• _Problem statement_
Extract all lines containing "like".

%%

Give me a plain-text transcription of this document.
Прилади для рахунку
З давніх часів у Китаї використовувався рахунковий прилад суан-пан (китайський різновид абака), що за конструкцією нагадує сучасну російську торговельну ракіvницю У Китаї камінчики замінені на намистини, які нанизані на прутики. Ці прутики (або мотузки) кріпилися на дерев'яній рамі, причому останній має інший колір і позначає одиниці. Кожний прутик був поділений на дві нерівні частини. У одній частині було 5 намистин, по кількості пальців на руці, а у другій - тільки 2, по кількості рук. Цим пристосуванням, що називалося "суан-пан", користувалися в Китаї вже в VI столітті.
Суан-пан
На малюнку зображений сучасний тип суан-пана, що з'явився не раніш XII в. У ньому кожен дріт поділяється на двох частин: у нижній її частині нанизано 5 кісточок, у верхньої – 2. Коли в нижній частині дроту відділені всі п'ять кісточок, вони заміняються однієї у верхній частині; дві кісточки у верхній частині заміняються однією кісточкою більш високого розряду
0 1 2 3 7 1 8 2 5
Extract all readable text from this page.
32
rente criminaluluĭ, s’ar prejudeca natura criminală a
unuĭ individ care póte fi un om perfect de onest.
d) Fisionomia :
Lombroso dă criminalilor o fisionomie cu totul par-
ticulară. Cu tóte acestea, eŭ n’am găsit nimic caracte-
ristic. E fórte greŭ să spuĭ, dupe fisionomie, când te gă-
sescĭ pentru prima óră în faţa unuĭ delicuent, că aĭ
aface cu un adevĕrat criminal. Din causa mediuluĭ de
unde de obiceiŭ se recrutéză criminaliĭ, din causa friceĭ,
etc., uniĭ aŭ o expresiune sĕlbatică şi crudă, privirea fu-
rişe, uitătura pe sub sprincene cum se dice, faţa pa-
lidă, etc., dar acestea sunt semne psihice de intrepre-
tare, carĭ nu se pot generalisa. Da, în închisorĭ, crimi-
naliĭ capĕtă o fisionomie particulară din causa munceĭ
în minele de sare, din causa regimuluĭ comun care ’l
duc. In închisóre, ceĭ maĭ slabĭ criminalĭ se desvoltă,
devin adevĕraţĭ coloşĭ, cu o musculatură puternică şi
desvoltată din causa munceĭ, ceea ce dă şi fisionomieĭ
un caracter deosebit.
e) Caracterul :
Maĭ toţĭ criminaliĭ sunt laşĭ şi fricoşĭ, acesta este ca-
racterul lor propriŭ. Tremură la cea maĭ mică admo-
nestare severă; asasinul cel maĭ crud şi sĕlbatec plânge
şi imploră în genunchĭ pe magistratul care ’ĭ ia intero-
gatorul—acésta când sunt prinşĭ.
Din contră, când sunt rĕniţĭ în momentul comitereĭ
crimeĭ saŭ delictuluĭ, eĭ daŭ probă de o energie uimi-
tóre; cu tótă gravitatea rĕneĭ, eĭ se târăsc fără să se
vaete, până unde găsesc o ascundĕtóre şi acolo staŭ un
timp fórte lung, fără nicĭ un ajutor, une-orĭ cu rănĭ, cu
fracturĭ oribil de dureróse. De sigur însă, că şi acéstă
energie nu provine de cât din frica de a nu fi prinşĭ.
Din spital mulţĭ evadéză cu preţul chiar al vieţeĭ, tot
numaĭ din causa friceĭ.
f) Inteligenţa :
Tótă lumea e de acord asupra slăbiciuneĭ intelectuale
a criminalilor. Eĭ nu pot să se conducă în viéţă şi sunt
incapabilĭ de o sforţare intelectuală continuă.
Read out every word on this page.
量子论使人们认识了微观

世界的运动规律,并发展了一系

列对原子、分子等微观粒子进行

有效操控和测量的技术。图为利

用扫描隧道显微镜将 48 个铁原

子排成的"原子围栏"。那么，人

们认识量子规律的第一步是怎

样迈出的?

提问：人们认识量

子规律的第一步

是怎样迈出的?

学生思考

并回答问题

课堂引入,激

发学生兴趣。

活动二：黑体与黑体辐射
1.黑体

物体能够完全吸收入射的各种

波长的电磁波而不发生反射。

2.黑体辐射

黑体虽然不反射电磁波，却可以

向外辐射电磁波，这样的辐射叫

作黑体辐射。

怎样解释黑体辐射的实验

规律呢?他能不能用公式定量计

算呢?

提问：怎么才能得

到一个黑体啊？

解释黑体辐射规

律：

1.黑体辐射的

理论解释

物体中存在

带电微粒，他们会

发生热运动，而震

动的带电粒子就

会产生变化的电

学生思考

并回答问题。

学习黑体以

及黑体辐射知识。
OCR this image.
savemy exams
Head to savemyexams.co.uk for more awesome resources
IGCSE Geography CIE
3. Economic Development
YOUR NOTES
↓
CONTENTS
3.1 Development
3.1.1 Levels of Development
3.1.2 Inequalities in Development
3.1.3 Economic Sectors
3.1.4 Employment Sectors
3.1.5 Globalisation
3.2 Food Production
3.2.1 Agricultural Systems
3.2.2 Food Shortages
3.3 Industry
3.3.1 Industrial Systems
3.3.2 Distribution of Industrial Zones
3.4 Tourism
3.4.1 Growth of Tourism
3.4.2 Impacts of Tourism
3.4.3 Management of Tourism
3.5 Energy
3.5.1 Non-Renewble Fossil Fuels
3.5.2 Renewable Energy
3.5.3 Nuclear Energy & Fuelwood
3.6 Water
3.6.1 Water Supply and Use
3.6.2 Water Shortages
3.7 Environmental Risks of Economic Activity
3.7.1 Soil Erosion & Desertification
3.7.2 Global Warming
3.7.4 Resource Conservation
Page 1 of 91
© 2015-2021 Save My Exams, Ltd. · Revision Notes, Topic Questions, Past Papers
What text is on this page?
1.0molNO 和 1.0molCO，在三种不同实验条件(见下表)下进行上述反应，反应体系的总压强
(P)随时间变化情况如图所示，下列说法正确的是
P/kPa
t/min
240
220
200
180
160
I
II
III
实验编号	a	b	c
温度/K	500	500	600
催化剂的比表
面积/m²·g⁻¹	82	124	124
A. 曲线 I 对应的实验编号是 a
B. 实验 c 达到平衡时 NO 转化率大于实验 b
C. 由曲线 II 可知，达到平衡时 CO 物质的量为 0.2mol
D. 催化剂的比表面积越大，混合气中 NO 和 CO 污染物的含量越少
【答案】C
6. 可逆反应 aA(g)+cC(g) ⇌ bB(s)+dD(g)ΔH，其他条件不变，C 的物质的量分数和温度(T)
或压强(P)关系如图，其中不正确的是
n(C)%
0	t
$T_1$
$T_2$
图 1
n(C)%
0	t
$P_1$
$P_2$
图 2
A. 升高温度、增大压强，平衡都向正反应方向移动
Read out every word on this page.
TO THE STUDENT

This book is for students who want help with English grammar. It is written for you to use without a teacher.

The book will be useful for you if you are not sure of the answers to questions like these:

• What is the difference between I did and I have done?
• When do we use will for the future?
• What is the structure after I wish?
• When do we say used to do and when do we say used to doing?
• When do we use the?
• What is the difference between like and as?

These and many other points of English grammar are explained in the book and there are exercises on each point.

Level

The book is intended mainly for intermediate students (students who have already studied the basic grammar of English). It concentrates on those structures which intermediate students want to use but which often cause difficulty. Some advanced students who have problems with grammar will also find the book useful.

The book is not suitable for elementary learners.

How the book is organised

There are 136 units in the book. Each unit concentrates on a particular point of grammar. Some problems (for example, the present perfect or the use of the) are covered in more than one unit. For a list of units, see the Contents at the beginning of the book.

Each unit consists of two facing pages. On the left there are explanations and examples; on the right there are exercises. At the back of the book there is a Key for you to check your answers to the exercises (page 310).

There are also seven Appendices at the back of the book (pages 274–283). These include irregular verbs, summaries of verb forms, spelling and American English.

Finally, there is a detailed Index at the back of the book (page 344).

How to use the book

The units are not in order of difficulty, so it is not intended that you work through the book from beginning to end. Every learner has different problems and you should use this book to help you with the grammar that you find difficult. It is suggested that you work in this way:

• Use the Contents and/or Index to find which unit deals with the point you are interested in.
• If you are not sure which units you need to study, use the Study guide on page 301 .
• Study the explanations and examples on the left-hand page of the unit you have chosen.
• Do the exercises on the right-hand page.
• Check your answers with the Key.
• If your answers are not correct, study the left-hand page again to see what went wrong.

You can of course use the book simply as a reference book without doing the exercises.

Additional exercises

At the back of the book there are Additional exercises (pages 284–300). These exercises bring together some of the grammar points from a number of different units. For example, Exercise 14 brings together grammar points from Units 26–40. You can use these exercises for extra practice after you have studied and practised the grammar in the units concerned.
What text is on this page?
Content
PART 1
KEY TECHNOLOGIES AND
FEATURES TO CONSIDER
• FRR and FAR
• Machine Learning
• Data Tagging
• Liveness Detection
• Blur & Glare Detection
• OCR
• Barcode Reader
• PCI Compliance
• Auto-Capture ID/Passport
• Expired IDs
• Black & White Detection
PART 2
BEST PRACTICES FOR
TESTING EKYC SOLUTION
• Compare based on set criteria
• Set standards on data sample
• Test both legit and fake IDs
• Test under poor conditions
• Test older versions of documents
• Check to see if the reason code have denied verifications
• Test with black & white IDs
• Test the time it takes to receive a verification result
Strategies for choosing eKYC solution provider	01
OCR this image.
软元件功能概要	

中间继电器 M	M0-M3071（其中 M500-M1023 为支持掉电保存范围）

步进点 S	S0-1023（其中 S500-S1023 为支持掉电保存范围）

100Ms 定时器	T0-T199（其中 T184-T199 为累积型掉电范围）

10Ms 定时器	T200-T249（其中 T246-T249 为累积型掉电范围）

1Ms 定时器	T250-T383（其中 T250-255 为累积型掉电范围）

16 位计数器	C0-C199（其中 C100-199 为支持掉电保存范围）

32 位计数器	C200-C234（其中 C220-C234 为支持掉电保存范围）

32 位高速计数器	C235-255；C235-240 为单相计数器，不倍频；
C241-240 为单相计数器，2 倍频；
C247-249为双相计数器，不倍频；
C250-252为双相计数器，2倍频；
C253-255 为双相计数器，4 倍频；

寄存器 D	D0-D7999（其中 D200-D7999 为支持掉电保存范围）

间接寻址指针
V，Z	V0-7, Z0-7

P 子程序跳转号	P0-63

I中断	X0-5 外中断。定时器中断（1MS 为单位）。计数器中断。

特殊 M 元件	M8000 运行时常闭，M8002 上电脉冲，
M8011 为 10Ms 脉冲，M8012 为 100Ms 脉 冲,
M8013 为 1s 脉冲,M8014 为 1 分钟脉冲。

%%

• _Response for this exercise_
The book will be useful for you if you are not sure of the answers to questions like these:
• What is the difference between like and as?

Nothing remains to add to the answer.